> [Goal]: Check every line of the material below for the string "Réunion", and return the ones that have it.

== == ==

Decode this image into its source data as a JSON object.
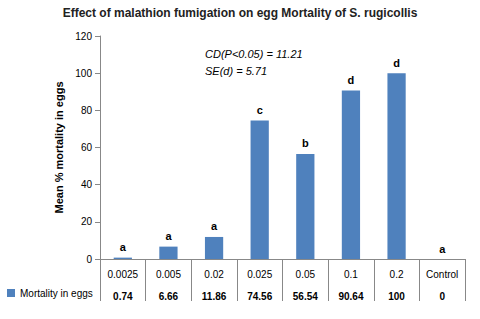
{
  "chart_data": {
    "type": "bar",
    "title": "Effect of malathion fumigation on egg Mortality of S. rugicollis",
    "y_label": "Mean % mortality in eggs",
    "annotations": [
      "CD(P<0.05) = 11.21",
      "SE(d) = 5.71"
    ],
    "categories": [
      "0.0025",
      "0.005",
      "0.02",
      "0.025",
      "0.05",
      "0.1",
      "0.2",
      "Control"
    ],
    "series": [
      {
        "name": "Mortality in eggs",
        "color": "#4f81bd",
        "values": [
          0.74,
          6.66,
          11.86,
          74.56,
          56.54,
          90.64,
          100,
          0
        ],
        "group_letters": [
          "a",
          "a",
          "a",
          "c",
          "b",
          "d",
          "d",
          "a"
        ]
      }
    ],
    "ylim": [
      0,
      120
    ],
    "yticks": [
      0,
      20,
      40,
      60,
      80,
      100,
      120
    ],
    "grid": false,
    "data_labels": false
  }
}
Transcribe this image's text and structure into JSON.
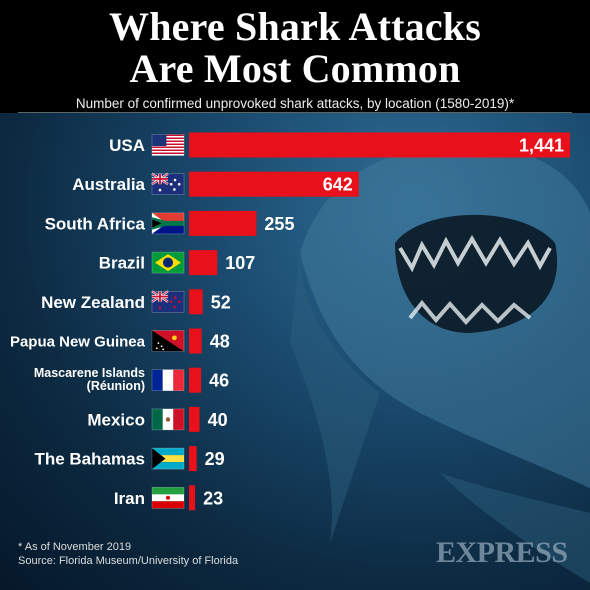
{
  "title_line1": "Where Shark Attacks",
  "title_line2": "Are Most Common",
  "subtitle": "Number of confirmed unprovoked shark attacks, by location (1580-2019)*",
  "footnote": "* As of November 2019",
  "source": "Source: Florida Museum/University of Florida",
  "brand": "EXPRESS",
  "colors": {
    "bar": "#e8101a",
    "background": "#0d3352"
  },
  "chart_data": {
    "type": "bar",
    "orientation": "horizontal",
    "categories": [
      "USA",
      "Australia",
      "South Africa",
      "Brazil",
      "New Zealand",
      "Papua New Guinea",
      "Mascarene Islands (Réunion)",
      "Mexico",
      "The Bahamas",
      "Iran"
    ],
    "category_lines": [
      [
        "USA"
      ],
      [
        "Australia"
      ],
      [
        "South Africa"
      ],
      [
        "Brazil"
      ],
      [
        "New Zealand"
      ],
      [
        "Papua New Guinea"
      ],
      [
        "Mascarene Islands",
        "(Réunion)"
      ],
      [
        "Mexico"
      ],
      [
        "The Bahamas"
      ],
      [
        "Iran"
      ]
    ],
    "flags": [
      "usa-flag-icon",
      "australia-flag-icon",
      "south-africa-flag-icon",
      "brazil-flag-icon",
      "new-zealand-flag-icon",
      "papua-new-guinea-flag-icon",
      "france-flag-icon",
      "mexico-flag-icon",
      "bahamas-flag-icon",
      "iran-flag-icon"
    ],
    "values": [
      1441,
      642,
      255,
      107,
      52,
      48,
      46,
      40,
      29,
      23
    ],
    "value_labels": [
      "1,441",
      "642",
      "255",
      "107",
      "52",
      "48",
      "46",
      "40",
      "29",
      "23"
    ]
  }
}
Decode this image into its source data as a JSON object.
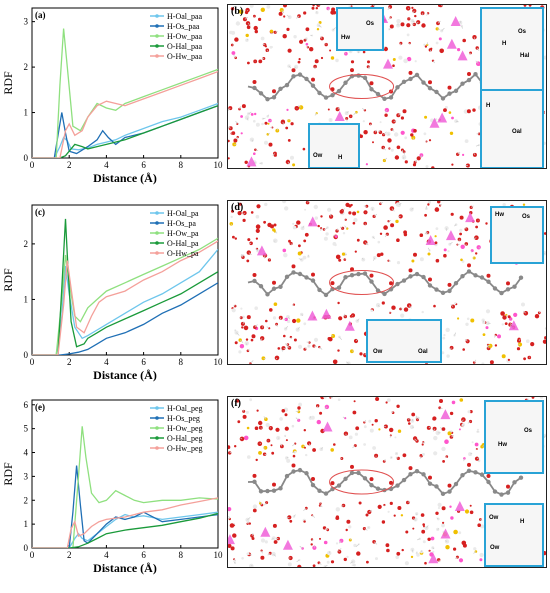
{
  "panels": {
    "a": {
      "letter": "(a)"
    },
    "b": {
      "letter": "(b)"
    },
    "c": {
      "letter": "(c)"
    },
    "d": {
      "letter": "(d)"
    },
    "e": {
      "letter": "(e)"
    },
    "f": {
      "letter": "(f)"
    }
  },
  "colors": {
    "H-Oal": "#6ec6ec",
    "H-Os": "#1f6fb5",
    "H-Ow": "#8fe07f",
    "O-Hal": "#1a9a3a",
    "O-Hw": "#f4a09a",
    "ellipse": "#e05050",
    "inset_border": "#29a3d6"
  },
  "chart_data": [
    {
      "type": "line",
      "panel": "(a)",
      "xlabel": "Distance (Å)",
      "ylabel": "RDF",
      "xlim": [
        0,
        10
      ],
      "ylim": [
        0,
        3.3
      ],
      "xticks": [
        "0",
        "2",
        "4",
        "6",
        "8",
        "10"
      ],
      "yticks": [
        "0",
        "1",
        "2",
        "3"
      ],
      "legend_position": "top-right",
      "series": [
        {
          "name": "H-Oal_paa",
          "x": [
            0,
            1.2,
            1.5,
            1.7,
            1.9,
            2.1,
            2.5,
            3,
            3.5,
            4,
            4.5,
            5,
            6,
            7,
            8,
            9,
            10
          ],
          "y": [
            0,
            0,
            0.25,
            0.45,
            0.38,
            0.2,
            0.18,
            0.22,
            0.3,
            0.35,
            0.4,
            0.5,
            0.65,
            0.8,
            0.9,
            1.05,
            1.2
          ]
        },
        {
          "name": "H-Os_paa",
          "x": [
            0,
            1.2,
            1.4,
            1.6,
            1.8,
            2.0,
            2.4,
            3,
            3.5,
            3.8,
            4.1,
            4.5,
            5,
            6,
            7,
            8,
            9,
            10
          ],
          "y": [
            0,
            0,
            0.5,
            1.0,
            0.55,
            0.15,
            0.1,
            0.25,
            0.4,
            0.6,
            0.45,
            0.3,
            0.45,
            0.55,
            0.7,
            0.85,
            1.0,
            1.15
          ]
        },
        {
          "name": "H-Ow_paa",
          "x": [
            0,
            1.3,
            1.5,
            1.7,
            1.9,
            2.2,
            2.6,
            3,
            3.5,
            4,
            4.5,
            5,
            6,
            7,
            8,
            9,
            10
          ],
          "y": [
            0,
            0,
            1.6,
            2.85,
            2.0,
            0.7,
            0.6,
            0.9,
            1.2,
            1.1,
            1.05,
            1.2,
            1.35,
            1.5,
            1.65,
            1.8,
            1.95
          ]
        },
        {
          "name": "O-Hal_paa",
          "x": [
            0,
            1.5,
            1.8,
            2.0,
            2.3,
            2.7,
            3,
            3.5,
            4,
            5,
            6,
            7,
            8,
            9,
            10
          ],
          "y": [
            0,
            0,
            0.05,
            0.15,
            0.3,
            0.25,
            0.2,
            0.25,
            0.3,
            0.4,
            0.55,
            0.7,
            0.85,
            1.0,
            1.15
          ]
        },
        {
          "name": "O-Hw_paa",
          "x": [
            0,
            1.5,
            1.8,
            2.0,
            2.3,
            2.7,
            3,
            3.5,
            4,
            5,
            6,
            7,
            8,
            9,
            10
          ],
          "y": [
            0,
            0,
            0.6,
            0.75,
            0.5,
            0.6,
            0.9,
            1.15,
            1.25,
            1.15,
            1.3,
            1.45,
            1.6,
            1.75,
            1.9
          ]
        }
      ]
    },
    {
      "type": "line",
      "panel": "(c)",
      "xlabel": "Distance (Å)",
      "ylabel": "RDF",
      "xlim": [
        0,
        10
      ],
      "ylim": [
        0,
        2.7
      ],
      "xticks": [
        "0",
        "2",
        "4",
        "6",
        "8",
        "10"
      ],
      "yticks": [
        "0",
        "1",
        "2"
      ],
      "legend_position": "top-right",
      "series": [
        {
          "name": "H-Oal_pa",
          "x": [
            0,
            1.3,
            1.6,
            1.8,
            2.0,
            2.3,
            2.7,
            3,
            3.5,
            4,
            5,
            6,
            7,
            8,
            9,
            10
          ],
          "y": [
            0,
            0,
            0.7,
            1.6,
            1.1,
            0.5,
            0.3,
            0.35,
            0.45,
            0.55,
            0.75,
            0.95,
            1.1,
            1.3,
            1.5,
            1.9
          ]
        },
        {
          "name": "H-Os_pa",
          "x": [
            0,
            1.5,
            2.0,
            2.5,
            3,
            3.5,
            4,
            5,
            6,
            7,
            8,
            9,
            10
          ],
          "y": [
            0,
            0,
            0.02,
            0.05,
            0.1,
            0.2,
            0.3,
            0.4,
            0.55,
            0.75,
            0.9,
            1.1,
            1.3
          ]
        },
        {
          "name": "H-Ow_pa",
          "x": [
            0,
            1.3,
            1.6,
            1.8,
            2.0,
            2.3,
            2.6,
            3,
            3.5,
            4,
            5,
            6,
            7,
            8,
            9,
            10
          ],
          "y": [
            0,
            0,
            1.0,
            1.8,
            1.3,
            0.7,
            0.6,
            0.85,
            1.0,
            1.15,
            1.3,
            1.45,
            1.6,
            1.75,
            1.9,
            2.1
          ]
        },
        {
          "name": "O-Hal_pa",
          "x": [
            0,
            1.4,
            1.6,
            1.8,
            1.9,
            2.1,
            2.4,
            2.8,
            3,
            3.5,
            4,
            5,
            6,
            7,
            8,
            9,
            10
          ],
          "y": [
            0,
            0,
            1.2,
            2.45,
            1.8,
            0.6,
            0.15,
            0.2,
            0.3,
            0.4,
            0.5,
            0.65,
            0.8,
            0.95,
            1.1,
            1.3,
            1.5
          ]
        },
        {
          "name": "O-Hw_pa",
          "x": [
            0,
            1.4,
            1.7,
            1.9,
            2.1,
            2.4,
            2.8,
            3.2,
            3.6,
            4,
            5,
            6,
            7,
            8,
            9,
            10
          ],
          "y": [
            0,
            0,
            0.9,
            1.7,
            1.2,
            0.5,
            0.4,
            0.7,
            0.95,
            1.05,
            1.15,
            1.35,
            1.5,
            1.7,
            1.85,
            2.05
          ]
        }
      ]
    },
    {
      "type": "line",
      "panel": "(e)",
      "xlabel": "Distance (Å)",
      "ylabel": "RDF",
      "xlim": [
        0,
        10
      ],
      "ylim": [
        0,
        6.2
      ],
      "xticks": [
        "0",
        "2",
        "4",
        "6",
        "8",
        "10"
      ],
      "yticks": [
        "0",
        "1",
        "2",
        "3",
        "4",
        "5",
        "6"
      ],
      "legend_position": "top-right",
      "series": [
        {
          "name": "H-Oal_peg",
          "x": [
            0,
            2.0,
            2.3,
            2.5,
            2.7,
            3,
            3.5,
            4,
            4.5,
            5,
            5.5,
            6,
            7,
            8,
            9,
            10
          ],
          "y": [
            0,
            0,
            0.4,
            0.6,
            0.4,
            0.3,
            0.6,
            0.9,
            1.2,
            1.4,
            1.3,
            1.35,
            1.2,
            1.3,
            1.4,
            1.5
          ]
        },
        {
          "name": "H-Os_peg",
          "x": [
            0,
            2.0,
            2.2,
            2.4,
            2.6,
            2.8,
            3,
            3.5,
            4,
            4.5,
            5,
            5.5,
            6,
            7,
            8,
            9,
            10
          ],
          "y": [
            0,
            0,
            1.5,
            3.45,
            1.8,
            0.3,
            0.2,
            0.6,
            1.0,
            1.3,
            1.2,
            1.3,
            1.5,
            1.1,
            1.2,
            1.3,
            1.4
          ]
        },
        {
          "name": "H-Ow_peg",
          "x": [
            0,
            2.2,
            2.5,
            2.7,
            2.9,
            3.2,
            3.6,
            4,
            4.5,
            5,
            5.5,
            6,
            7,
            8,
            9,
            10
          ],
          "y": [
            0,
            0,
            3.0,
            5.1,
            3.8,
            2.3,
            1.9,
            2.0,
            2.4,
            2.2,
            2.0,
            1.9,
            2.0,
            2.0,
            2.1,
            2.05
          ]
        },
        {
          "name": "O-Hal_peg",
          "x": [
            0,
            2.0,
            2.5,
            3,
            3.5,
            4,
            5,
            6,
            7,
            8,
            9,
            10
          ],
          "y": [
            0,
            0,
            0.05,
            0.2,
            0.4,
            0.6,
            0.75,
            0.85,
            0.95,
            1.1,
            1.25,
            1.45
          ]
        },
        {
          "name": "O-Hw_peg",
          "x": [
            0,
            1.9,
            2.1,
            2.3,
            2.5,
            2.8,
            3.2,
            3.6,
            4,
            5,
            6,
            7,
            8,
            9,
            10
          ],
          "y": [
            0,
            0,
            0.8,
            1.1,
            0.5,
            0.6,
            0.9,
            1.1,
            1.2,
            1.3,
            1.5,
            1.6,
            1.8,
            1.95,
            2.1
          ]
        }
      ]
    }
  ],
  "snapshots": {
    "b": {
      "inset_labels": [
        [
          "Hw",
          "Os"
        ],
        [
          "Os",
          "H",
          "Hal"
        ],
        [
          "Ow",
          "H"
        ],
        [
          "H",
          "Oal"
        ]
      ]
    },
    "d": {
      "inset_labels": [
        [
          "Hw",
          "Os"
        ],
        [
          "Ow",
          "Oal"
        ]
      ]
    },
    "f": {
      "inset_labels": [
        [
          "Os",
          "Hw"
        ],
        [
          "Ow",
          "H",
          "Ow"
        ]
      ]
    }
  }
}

== == ==

> [Answer for the task]:
      "Mascarene Islands (Réunion)",
        "(Réunion)"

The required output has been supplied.